**THE REQUEST**
Pull out every line of the listing below where "ДЮСШ" appears.

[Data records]

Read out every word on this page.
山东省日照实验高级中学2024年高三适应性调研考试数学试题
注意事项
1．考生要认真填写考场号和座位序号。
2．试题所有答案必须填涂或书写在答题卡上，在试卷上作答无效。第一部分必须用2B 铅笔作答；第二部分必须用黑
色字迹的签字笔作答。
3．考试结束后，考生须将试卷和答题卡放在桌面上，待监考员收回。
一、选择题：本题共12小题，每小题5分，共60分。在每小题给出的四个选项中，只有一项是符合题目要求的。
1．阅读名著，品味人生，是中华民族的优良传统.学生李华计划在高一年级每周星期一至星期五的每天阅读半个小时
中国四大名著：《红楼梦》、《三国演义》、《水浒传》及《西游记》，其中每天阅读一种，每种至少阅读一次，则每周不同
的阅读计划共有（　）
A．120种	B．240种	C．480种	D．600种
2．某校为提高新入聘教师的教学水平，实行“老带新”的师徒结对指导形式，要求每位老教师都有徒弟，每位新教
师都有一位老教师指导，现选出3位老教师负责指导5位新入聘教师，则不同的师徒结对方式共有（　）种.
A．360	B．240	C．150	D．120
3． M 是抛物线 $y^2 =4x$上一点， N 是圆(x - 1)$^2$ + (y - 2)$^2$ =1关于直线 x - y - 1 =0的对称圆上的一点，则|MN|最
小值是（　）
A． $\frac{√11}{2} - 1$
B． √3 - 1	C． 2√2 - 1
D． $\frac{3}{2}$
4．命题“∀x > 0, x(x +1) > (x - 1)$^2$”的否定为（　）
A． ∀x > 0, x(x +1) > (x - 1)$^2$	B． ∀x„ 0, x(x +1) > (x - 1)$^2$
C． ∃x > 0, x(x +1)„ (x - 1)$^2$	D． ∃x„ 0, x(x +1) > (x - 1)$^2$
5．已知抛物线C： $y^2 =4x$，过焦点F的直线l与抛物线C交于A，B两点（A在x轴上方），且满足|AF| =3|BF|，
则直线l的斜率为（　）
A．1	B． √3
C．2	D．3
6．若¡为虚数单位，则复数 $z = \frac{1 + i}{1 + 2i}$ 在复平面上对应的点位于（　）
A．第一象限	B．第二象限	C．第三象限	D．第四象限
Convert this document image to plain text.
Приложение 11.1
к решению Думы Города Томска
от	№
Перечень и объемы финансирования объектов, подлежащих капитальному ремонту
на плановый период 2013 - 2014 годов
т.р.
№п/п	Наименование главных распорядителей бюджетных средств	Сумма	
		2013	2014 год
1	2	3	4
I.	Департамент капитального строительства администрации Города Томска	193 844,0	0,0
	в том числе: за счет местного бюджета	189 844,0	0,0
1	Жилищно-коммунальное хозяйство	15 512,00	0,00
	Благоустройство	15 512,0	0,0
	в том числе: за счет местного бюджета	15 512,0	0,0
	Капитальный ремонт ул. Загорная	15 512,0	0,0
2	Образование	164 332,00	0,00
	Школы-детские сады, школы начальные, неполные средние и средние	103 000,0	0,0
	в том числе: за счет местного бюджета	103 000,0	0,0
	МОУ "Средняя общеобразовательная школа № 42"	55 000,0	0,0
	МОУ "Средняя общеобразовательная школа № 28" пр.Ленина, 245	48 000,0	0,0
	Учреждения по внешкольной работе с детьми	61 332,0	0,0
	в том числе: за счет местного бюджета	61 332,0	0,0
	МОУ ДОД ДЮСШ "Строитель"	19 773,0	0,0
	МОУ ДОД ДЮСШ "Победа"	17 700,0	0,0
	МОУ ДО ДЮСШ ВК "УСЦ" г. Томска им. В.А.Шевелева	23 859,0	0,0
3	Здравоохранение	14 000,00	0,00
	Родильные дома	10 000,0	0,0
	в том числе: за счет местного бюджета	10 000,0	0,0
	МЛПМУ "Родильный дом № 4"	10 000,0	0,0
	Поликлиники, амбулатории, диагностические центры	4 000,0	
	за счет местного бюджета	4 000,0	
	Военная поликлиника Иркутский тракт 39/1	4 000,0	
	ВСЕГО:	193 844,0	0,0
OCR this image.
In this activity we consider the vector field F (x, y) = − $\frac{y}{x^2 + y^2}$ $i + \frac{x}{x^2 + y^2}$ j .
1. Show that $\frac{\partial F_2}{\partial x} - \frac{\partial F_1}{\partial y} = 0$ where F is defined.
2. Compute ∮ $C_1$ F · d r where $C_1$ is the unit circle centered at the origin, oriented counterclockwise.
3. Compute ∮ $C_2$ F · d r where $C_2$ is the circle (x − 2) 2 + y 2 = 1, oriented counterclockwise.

**ANSWER IN FULL**
	МОУ ДОД ДЮСШ "Строитель"	19 773,0	0,0
	МОУ ДОД ДЮСШ "Победа"	17 700,0	0,0
	МОУ ДО ДЮСШ ВК "УСЦ" г. Томска им. В.А.Шевелева	23 859,0	0,0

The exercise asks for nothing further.